Goal:
Set down the whole listing verbatim.

Recorded data:
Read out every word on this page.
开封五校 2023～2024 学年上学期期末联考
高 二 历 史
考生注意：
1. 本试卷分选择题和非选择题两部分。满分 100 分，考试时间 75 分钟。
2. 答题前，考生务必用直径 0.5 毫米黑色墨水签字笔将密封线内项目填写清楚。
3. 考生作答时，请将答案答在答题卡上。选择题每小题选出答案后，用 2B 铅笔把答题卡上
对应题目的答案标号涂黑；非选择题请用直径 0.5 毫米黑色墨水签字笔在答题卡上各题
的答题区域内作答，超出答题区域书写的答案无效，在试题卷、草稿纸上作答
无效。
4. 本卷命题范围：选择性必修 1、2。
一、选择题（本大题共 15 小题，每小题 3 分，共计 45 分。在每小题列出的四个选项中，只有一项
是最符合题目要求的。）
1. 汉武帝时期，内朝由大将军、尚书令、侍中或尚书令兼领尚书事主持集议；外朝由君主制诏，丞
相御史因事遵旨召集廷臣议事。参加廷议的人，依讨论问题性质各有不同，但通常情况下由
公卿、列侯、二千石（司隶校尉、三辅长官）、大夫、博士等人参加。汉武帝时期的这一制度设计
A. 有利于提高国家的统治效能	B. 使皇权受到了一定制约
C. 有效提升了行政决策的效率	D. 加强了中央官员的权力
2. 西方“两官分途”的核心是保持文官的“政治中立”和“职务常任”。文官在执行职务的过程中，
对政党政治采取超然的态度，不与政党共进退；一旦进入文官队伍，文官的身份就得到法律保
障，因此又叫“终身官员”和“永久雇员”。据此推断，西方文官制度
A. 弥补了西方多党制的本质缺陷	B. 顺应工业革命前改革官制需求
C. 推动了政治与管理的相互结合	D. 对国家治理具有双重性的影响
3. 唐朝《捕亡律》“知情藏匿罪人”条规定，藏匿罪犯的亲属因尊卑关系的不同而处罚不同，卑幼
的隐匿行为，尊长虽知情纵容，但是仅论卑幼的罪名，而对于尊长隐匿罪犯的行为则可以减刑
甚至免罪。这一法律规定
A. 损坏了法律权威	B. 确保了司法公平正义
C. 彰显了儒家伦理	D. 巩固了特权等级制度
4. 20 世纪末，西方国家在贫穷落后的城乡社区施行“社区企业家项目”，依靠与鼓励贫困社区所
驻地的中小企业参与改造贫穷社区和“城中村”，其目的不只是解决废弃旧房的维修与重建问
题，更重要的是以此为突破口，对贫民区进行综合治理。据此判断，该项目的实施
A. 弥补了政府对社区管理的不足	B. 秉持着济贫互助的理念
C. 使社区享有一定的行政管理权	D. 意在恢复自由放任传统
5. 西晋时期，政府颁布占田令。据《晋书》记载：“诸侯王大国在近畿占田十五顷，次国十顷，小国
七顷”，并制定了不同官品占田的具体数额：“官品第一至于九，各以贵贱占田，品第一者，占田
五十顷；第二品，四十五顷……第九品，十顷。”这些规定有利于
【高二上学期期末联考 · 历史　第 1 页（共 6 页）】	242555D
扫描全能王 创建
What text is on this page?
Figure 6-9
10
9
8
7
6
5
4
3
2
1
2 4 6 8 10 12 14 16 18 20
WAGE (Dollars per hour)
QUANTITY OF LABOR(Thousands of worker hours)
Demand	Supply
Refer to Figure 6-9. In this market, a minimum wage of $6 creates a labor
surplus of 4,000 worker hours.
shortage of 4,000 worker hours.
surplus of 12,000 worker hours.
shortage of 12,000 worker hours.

Response to this exercise:
Read out every word on this page.
开封五校 2023～2024 学年上学期期末联考
高 二 历 史
考生注意：
1. 本试卷分选择题和非选择题两部分。满分 100 分，考试时间 75 分钟。
2. 答题前，考生务必用直径 0.5 毫米黑色墨水签字笔将密封线内项目填写清楚。
3. 考生作答时，请将答案答在答题卡上。选择题每小题选出答案后，用 2B 铅笔把答题卡上
对应题目的答案标号涂黑；非选择题请用直径 0.5 毫米黑色墨水签字笔在答题卡上各题
的答题区域内作答，超出答题区域书写的答案无效，在试题卷、草稿纸上作答
无效。
4. 本卷命题范围：选择性必修 1、2。
一、选择题（本大题共 15 小题，每小题 3 分，共计 45 分。在每小题列出的四个选项中，只有一项
是最符合题目要求的。）
1. 汉武帝时期，内朝由大将军、尚书令、侍中或尚书令兼领尚书事主持集议；外朝由君主制诏，丞
相御史因事遵旨召集廷臣议事。参加廷议的人，依讨论问题性质各有不同，但通常情况下由
公卿、列侯、二千石（司隶校尉、三辅长官）、大夫、博士等人参加。汉武帝时期的这一制度设计
A. 有利于提高国家的统治效能	B. 使皇权受到了一定制约
C. 有效提升了行政决策的效率	D. 加强了中央官员的权力
2. 西方“两官分途”的核心是保持文官的“政治中立”和“职务常任”。文官在执行职务的过程中，
对政党政治采取超然的态度，不与政党共进退；一旦进入文官队伍，文官的身份就得到法律保
障，因此又叫“终身官员”和“永久雇员”。据此推断，西方文官制度
A. 弥补了西方多党制的本质缺陷	B. 顺应工业革命前改革官制需求
C. 推动了政治与管理的相互结合	D. 对国家治理具有双重性的影响
3. 唐朝《捕亡律》“知情藏匿罪人”条规定，藏匿罪犯的亲属因尊卑关系的不同而处罚不同，卑幼
的隐匿行为，尊长虽知情纵容，但是仅论卑幼的罪名，而对于尊长隐匿罪犯的行为则可以减刑
甚至免罪。这一法律规定
A. 损坏了法律权威	B. 确保了司法公平正义
C. 彰显了儒家伦理	D. 巩固了特权等级制度
4. 20 世纪末，西方国家在贫穷落后的城乡社区施行“社区企业家项目”，依靠与鼓励贫困社区所
驻地的中小企业参与改造贫穷社区和“城中村”，其目的不只是解决废弃旧房的维修与重建问
题，更重要的是以此为突破口，对贫民区进行综合治理。据此判断，该项目的实施
A. 弥补了政府对社区管理的不足	B. 秉持着济贫互助的理念
C. 使社区享有一定的行政管理权	D. 意在恢复自由放任传统
5. 西晋时期，政府颁布占田令。据《晋书》记载：“诸侯王大国在近畿占田十五顷，次国十顷，小国
七顷”，并制定了不同官品占田的具体数额：“官品第一至于九，各以贵贱占田，品第一者，占田
五十顷；第二品，四十五顷……第九品，十顷。”这些规定有利于
【高二上学期期末联考 · 历史　第 1 页（共 6 页）】	242555D
扫描全能王 创建
What text is on this page?
Figure 6-9
10
9
8
7
6
5
4
3
2
1
2 4 6 8 10 12 14 16 18 20
WAGE (Dollars per hour)
QUANTITY OF LABOR(Thousands of worker hours)
Demand	Supply
Refer to Figure 6-9. In this market, a minimum wage of $6 creates a labor
surplus of 4,000 worker hours.
shortage of 4,000 worker hours.
surplus of 12,000 worker hours.
shortage of 12,000 worker hours.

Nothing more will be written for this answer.